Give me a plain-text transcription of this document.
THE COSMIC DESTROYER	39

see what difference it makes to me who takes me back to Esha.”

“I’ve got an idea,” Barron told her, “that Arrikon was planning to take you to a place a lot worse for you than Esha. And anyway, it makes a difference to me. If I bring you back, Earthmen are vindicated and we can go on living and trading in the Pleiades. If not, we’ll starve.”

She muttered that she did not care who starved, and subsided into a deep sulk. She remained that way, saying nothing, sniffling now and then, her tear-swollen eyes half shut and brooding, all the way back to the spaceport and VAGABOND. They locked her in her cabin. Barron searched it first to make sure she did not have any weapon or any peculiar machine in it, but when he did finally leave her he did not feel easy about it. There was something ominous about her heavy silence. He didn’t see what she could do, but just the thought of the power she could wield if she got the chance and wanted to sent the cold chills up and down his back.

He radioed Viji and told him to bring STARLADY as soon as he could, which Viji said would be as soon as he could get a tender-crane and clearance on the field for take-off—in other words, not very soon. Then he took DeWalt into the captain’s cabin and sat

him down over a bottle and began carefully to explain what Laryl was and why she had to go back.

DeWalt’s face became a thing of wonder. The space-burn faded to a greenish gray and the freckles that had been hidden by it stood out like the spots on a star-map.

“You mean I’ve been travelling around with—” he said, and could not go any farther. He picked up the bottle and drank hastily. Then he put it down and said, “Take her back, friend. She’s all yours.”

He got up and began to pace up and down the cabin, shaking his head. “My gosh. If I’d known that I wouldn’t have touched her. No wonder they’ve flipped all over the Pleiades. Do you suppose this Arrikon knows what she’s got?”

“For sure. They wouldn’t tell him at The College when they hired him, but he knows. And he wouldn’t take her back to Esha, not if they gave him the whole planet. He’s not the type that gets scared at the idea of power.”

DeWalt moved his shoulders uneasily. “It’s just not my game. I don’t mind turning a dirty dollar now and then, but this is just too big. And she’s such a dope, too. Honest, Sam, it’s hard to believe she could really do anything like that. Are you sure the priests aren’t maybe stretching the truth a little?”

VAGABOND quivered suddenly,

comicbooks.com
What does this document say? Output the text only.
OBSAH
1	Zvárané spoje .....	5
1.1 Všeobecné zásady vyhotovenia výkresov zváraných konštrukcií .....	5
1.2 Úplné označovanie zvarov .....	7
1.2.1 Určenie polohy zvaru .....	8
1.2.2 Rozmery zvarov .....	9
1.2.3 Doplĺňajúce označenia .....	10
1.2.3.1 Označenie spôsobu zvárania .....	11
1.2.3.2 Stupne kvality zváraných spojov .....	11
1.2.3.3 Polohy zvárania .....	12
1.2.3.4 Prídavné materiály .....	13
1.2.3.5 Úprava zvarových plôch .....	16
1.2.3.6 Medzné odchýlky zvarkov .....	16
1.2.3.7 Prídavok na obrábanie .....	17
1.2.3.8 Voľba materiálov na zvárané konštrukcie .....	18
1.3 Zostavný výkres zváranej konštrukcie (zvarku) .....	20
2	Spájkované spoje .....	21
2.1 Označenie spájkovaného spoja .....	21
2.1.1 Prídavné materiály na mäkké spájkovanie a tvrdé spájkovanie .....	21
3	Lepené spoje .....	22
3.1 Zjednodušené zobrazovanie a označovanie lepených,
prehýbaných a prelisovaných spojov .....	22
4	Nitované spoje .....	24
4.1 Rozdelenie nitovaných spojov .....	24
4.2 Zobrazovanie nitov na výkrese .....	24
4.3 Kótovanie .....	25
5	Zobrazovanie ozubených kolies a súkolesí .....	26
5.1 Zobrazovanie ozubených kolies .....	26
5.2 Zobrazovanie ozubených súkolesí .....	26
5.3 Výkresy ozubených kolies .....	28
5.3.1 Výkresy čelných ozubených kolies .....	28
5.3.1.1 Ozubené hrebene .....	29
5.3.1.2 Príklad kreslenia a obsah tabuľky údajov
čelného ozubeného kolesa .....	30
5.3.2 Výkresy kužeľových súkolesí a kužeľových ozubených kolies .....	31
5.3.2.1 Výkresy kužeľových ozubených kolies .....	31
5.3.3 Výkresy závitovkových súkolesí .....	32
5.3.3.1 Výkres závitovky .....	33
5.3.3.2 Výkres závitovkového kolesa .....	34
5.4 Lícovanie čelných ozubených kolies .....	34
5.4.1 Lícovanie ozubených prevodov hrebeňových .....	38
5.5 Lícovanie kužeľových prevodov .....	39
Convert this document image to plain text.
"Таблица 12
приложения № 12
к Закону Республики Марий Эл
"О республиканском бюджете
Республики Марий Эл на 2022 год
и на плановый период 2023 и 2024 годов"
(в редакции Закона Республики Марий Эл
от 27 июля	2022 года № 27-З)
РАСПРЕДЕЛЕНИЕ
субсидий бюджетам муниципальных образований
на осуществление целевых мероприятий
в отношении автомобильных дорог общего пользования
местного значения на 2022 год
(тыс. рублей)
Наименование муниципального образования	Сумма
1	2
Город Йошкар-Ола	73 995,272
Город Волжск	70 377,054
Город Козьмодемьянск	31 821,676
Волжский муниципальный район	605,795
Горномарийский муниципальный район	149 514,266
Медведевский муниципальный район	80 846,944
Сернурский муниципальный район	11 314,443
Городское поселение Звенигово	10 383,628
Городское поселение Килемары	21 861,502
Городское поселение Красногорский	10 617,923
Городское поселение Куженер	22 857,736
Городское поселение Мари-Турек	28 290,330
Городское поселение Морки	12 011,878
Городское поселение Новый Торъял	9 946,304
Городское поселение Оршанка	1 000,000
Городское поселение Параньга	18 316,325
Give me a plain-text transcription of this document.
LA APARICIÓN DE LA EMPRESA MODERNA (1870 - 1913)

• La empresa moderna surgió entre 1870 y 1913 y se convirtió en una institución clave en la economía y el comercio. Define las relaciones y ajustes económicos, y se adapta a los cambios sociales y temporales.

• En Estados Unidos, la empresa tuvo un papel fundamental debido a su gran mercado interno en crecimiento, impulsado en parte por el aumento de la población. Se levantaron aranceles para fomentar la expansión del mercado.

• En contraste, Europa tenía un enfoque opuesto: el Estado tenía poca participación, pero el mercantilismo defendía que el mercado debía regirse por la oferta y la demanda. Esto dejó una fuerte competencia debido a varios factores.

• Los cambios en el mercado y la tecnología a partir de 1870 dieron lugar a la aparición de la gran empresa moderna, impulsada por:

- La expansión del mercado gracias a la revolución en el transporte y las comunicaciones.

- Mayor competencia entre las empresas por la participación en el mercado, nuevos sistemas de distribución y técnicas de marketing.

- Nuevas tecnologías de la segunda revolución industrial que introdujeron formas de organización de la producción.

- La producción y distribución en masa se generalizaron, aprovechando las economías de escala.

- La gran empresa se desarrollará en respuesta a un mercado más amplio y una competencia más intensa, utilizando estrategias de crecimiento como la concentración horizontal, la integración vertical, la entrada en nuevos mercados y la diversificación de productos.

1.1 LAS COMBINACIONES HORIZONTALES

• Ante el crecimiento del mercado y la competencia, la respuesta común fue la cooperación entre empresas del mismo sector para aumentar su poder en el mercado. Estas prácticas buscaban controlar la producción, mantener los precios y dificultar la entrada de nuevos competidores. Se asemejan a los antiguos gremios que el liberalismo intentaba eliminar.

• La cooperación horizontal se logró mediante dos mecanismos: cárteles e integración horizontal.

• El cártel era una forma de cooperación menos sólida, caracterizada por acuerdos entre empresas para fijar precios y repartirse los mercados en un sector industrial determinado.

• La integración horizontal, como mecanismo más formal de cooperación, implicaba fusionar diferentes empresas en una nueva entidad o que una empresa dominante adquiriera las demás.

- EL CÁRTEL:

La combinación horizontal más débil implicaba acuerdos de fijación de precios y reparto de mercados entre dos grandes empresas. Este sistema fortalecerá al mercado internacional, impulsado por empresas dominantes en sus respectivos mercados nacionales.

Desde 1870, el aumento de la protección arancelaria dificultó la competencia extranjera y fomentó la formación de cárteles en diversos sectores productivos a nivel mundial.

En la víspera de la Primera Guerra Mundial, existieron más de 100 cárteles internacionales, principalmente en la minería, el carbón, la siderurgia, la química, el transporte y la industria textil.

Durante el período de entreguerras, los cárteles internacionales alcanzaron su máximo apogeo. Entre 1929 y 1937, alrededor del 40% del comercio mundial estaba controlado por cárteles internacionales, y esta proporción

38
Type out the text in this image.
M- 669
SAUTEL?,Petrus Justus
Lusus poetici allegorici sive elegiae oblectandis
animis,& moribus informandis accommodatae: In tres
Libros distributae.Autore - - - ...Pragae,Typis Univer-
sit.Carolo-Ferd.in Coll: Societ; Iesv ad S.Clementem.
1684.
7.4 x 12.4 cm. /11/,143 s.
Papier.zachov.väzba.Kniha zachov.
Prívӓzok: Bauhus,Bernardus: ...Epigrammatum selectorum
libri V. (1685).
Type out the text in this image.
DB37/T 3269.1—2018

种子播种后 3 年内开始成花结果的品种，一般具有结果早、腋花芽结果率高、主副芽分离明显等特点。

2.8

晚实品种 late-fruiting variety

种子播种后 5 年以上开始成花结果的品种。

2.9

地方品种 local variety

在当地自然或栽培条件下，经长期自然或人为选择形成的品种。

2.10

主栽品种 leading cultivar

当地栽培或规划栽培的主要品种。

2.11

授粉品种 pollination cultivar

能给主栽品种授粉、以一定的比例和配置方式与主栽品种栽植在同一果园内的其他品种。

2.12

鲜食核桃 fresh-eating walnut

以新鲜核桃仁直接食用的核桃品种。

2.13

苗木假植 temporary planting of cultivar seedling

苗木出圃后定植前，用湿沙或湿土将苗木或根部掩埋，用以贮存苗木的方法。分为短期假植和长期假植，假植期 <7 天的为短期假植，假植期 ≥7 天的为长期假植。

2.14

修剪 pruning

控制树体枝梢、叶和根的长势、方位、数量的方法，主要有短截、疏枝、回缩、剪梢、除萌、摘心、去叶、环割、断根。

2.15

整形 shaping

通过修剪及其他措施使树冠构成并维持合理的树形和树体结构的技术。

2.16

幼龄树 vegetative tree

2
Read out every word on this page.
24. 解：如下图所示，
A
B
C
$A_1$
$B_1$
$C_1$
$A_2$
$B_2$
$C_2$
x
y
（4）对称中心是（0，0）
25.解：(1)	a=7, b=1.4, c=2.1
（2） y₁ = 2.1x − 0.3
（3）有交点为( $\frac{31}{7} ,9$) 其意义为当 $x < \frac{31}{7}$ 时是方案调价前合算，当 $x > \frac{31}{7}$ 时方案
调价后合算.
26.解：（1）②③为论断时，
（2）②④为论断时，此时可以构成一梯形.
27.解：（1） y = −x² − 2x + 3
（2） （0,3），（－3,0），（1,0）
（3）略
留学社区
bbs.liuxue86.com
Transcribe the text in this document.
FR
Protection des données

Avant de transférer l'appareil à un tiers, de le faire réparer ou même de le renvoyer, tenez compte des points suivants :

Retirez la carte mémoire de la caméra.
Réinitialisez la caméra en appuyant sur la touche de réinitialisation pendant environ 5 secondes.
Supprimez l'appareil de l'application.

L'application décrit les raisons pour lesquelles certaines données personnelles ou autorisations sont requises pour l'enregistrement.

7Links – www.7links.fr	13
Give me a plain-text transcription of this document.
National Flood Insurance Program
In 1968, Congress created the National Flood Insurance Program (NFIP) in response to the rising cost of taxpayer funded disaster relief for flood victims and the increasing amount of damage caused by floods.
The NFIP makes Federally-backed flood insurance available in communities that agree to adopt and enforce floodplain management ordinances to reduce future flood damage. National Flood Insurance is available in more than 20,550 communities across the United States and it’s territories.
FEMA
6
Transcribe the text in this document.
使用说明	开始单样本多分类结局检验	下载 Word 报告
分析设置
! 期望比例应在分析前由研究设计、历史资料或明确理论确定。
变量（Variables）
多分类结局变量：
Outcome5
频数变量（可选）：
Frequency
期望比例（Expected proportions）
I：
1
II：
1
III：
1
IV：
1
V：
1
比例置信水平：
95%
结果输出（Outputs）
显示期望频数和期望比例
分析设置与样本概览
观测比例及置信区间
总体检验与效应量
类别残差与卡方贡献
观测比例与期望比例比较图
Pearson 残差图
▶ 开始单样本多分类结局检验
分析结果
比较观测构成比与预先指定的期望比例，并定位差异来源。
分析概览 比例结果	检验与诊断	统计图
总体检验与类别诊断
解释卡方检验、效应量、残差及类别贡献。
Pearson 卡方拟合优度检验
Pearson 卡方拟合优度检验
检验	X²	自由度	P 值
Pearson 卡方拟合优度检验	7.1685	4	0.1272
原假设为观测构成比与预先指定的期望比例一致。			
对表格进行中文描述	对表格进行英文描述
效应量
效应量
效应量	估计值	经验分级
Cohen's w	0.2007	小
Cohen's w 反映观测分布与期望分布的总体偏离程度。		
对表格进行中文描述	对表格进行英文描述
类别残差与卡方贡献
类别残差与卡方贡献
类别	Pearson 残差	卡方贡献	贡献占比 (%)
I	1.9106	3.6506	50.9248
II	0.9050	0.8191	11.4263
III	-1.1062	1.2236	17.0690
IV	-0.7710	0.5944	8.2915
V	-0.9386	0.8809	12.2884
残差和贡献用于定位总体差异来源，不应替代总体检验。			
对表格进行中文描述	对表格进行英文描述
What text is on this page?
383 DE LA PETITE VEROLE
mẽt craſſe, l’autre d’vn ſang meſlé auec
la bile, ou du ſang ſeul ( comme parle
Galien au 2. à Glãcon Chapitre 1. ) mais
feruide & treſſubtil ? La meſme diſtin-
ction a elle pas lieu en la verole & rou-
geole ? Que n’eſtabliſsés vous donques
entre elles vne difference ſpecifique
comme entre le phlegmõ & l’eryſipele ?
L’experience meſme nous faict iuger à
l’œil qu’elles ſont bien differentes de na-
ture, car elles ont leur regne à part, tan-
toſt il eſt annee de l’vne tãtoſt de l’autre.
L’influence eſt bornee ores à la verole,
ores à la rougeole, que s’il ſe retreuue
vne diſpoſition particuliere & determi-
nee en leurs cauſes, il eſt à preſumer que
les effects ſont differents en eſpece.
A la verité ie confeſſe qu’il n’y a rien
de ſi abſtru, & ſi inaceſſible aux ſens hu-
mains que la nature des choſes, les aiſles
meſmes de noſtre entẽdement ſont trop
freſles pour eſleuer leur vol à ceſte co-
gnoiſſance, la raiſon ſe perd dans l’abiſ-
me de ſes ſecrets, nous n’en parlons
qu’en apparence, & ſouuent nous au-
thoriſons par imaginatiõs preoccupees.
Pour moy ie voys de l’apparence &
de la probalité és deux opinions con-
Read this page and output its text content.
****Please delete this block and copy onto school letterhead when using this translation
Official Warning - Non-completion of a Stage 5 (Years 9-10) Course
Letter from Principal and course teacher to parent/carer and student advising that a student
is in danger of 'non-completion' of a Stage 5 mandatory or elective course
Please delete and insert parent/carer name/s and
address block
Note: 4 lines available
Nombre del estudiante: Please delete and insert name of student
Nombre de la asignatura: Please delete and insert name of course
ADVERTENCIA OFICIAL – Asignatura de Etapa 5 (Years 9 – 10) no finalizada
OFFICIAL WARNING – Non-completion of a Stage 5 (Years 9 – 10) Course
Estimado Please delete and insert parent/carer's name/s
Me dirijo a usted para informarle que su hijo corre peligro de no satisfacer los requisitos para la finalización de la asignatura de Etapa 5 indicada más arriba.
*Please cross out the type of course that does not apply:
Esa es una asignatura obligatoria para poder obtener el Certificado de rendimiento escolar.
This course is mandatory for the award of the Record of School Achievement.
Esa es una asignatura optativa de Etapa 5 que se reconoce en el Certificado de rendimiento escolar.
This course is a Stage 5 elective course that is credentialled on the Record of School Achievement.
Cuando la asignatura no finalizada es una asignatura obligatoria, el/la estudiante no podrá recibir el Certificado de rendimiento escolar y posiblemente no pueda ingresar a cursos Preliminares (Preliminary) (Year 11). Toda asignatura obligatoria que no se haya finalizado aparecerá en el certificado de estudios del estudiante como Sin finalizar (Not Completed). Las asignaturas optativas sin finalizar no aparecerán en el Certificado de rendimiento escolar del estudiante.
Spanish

What is needed
Return, from the data, each line that has the word "respuesta" in it.

Written solution
- La gran empresa se desarrollará en respuesta a un mercado más amplio y una competencia más intensa, utilizando estrategias de crecimiento como la concentración horizontal, la integración vertical, la entrada en nuevos mercados y la diversificación de productos.
• Ante el crecimiento del mercado y la competencia, la respuesta común fue la cooperación entre empresas del mismo sector para aumentar su poder en el mercado. Estas prácticas buscaban controlar la producción, mantener los precios y dificultar la entrada de nuevos competidores. Se asemejan a los antiguos gremios que el liberalismo intentaba eliminar.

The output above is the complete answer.